▶ Records for the task
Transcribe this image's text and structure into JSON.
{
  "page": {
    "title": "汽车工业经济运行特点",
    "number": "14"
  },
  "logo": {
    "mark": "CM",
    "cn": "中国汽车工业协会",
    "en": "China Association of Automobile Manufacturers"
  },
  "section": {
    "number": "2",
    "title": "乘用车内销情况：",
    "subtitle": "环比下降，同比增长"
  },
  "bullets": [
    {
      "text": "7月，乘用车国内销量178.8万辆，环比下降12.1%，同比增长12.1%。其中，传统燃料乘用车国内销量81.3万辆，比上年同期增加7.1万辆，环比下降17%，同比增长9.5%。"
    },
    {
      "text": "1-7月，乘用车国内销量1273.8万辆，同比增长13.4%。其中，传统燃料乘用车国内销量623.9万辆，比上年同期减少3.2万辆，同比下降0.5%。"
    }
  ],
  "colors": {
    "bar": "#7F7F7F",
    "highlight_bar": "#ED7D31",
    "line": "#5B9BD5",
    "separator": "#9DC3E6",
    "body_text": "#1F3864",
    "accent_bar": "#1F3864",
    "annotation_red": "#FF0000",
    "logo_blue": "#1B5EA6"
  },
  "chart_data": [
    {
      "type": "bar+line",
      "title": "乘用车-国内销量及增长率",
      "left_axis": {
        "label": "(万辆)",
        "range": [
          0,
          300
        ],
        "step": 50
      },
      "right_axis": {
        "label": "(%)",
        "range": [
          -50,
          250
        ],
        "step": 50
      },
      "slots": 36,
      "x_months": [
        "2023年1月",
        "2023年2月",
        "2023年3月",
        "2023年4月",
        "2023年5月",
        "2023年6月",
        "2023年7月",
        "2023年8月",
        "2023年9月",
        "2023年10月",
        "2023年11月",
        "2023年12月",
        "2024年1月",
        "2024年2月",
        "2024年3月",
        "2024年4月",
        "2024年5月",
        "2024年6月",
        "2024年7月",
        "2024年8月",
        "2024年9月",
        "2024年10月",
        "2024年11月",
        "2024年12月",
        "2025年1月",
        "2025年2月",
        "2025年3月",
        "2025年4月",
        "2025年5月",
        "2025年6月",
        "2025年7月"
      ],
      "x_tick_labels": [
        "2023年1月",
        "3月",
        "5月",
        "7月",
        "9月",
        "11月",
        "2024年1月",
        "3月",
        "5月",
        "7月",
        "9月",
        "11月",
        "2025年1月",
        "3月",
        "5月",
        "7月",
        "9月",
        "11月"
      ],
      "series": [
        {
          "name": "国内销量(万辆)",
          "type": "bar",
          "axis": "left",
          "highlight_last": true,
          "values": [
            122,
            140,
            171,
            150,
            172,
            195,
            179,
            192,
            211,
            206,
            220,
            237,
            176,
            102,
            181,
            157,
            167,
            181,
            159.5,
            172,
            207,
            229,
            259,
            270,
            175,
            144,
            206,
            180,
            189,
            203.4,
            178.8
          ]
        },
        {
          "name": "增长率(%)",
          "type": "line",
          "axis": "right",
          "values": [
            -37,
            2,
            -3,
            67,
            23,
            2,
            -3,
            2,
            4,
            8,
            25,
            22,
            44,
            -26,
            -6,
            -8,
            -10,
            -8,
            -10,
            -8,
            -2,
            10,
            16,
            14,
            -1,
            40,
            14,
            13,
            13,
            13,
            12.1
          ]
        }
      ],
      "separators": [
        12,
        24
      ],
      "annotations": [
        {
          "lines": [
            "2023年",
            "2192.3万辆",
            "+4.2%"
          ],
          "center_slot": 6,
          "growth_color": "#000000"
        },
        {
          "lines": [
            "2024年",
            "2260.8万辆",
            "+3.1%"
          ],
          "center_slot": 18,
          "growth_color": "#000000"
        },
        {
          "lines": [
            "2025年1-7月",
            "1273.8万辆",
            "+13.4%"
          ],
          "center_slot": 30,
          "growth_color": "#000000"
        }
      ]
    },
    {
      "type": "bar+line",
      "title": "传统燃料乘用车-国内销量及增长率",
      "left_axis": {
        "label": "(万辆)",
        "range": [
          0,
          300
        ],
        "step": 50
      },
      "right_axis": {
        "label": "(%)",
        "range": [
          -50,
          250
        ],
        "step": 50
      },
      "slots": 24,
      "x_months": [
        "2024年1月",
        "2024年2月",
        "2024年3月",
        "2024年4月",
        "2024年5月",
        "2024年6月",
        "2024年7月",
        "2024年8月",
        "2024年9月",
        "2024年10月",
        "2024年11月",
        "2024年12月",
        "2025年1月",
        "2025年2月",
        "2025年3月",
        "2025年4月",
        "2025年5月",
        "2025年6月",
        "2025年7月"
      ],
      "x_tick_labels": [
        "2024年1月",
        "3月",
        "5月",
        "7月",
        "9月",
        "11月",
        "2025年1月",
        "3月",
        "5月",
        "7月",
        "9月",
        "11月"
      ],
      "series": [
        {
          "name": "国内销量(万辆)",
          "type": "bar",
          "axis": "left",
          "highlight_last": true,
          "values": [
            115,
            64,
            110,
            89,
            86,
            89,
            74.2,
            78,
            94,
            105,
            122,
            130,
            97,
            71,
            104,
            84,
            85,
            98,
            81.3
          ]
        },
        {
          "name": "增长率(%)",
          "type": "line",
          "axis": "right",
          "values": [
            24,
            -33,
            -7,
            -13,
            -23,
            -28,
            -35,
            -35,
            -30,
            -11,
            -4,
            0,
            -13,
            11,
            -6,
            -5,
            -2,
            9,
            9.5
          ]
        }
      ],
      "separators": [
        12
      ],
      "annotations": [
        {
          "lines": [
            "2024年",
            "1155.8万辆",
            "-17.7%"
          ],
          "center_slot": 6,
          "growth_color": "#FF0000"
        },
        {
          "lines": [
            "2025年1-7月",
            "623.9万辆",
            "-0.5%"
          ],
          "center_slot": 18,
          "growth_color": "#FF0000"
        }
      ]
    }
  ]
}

▶ Goal
Without leaving anything out, give the entries again exactly.

▶ Answer to the exercise
Transcribe this image's text and structure into JSON.
{
  "page": {
    "title": "汽车工业经济运行特点",
    "number": "14"
  },
  "logo": {
    "mark": "CM",
    "cn": "中国汽车工业协会",
    "en": "China Association of Automobile Manufacturers"
  },
  "section": {
    "number": "2",
    "title": "乘用车内销情况：",
    "subtitle": "环比下降，同比增长"
  },
  "bullets": [
    {
      "text": "7月，乘用车国内销量178.8万辆，环比下降12.1%，同比增长12.1%。其中，传统燃料乘用车国内销量81.3万辆，比上年同期增加7.1万辆，环比下降17%，同比增长9.5%。"
    },
    {
      "text": "1-7月，乘用车国内销量1273.8万辆，同比增长13.4%。其中，传统燃料乘用车国内销量623.9万辆，比上年同期减少3.2万辆，同比下降0.5%。"
    }
  ],
  "colors": {
    "bar": "#7F7F7F",
    "highlight_bar": "#ED7D31",
    "line": "#5B9BD5",
    "separator": "#9DC3E6",
    "body_text": "#1F3864",
    "accent_bar": "#1F3864",
    "annotation_red": "#FF0000",
    "logo_blue": "#1B5EA6"
  },
  "chart_data": [
    {
      "type": "bar+line",
      "title": "乘用车-国内销量及增长率",
      "left_axis": {
        "label": "(万辆)",
        "range": [
          0,
          300
        ],
        "step": 50
      },
      "right_axis": {
        "label": "(%)",
        "range": [
          -50,
          250
        ],
        "step": 50
      },
      "slots": 36,
      "x_months": [
        "2023年1月",
        "2023年2月",
        "2023年3月",
        "2023年4月",
        "2023年5月",
        "2023年6月",
        "2023年7月",
        "2023年8月",
        "2023年9月",
        "2023年10月",
        "2023年11月",
        "2023年12月",
        "2024年1月",
        "2024年2月",
        "2024年3月",
        "2024年4月",
        "2024年5月",
        "2024年6月",
        "2024年7月",
        "2024年8月",
        "2024年9月",
        "2024年10月",
        "2024年11月",
        "2024年12月",
        "2025年1月",
        "2025年2月",
        "2025年3月",
        "2025年4月",
        "2025年5月",
        "2025年6月",
        "2025年7月"
      ],
      "x_tick_labels": [
        "2023年1月",
        "3月",
        "5月",
        "7月",
        "9月",
        "11月",
        "2024年1月",
        "3月",
        "5月",
        "7月",
        "9月",
        "11月",
        "2025年1月",
        "3月",
        "5月",
        "7月",
        "9月",
        "11月"
      ],
      "series": [
        {
          "name": "国内销量(万辆)",
          "type": "bar",
          "axis": "left",
          "highlight_last": true,
          "values": [
            122,
            140,
            171,
            150,
            172,
            195,
            179,
            192,
            211,
            206,
            220,
            237,
            176,
            102,
            181,
            157,
            167,
            181,
            159.5,
            172,
            207,
            229,
            259,
            270,
            175,
            144,
            206,
            180,
            189,
            203.4,
            178.8
          ]
        },
        {
          "name": "增长率(%)",
          "type": "line",
          "axis": "right",
          "values": [
            -37,
            2,
            -3,
            67,
            23,
            2,
            -3,
            2,
            4,
            8,
            25,
            22,
            44,
            -26,
            -6,
            -8,
            -10,
            -8,
            -10,
            -8,
            -2,
            10,
            16,
            14,
            -1,
            40,
            14,
            13,
            13,
            13,
            12.1
          ]
        }
      ],
      "separators": [
        12,
        24
      ],
      "annotations": [
        {
          "lines": [
            "2023年",
            "2192.3万辆",
            "+4.2%"
          ],
          "center_slot": 6,
          "growth_color": "#000000"
        },
        {
          "lines": [
            "2024年",
            "2260.8万辆",
            "+3.1%"
          ],
          "center_slot": 18,
          "growth_color": "#000000"
        },
        {
          "lines": [
            "2025年1-7月",
            "1273.8万辆",
            "+13.4%"
          ],
          "center_slot": 30,
          "growth_color": "#000000"
        }
      ]
    },
    {
      "type": "bar+line",
      "title": "传统燃料乘用车-国内销量及增长率",
      "left_axis": {
        "label": "(万辆)",
        "range": [
          0,
          300
        ],
        "step": 50
      },
      "right_axis": {
        "label": "(%)",
        "range": [
          -50,
          250
        ],
        "step": 50
      },
      "slots": 24,
      "x_months": [
        "2024年1月",
        "2024年2月",
        "2024年3月",
        "2024年4月",
        "2024年5月",
        "2024年6月",
        "2024年7月",
        "2024年8月",
        "2024年9月",
        "2024年10月",
        "2024年11月",
        "2024年12月",
        "2025年1月",
        "2025年2月",
        "2025年3月",
        "2025年4月",
        "2025年5月",
        "2025年6月",
        "2025年7月"
      ],
      "x_tick_labels": [
        "2024年1月",
        "3月",
        "5月",
        "7月",
        "9月",
        "11月",
        "2025年1月",
        "3月",
        "5月",
        "7月",
        "9月",
        "11月"
      ],
      "series": [
        {
          "name": "国内销量(万辆)",
          "type": "bar",
          "axis": "left",
          "highlight_last": true,
          "values": [
            115,
            64,
            110,
            89,
            86,
            89,
            74.2,
            78,
            94,
            105,
            122,
            130,
            97,
            71,
            104,
            84,
            85,
            98,
            81.3
          ]
        },
        {
          "name": "增长率(%)",
          "type": "line",
          "axis": "right",
          "values": [
            24,
            -33,
            -7,
            -13,
            -23,
            -28,
            -35,
            -35,
            -30,
            -11,
            -4,
            0,
            -13,
            11,
            -6,
            -5,
            -2,
            9,
            9.5
          ]
        }
      ],
      "separators": [
        12
      ],
      "annotations": [
        {
          "lines": [
            "2024年",
            "1155.8万辆",
            "-17.7%"
          ],
          "center_slot": 6,
          "growth_color": "#FF0000"
        },
        {
          "lines": [
            "2025年1-7月",
            "623.9万辆",
            "-0.5%"
          ],
          "center_slot": 18,
          "growth_color": "#FF0000"
        }
      ]
    }
  ]
}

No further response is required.